* _SET TASK_
Reproduce each line exactly, including spacing and punctuation.

* _Data records_

>>>

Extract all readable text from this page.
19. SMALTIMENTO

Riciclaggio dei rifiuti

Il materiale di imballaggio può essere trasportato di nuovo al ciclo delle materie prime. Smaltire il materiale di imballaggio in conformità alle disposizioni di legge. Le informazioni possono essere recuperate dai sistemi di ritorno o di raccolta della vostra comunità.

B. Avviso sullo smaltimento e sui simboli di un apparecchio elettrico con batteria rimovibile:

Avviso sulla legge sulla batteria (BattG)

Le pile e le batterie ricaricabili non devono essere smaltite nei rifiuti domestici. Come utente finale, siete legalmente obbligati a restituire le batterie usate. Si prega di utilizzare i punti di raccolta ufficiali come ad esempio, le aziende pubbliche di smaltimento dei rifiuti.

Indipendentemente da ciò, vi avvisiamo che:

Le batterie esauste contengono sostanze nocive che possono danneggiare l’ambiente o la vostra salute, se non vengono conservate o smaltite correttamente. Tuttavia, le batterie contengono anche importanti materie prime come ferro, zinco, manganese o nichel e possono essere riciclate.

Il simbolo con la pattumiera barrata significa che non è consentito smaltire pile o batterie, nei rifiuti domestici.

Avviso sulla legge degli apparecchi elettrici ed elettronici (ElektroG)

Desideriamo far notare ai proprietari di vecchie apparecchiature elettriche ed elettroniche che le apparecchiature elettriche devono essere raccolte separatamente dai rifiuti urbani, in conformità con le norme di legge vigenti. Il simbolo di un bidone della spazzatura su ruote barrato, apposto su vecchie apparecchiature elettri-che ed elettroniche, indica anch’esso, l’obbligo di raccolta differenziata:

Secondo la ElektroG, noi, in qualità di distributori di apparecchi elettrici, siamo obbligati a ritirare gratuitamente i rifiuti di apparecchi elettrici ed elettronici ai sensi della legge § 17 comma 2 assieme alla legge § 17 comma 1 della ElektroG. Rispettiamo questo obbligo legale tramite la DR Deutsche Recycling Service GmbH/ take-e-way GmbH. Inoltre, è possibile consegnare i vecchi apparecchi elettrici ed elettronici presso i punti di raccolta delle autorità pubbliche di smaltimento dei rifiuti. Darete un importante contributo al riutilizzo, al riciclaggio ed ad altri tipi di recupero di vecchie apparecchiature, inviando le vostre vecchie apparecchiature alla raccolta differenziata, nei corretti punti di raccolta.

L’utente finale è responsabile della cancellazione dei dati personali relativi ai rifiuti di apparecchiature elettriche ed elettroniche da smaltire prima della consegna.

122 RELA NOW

<<<

* _EXERCISE RESPONSE_
Extract all readable text from this page.
19. SMALTIMENTO

Riciclaggio dei rifiuti

Il materiale di imballaggio può essere trasportato di nuovo al ciclo delle materie prime. Smaltire il materiale di imballaggio in conformità alle disposizioni di legge. Le informazioni possono essere recuperate dai sistemi di ritorno o di raccolta della vostra comunità.

B. Avviso sullo smaltimento e sui simboli di un apparecchio elettrico con batteria rimovibile:

Avviso sulla legge sulla batteria (BattG)

Le pile e le batterie ricaricabili non devono essere smaltite nei rifiuti domestici. Come utente finale, siete legalmente obbligati a restituire le batterie usate. Si prega di utilizzare i punti di raccolta ufficiali come ad esempio, le aziende pubbliche di smaltimento dei rifiuti.

Indipendentemente da ciò, vi avvisiamo che:

Le batterie esauste contengono sostanze nocive che possono danneggiare l’ambiente o la vostra salute, se non vengono conservate o smaltite correttamente. Tuttavia, le batterie contengono anche importanti materie prime come ferro, zinco, manganese o nichel e possono essere riciclate.

Il simbolo con la pattumiera barrata significa che non è consentito smaltire pile o batterie, nei rifiuti domestici.

Avviso sulla legge degli apparecchi elettrici ed elettronici (ElektroG)

Desideriamo far notare ai proprietari di vecchie apparecchiature elettriche ed elettroniche che le apparecchiature elettriche devono essere raccolte separatamente dai rifiuti urbani, in conformità con le norme di legge vigenti. Il simbolo di un bidone della spazzatura su ruote barrato, apposto su vecchie apparecchiature elettri-che ed elettroniche, indica anch’esso, l’obbligo di raccolta differenziata:

Secondo la ElektroG, noi, in qualità di distributori di apparecchi elettrici, siamo obbligati a ritirare gratuitamente i rifiuti di apparecchi elettrici ed elettronici ai sensi della legge § 17 comma 2 assieme alla legge § 17 comma 1 della ElektroG. Rispettiamo questo obbligo legale tramite la DR Deutsche Recycling Service GmbH/ take-e-way GmbH. Inoltre, è possibile consegnare i vecchi apparecchi elettrici ed elettronici presso i punti di raccolta delle autorità pubbliche di smaltimento dei rifiuti. Darete un importante contributo al riutilizzo, al riciclaggio ed ad altri tipi di recupero di vecchie apparecchiature, inviando le vostre vecchie apparecchiature alla raccolta differenziata, nei corretti punti di raccolta.

L’utente finale è responsabile della cancellazione dei dati personali relativi ai rifiuti di apparecchiature elettriche ed elettroniche da smaltire prima della consegna.

122 RELA NOW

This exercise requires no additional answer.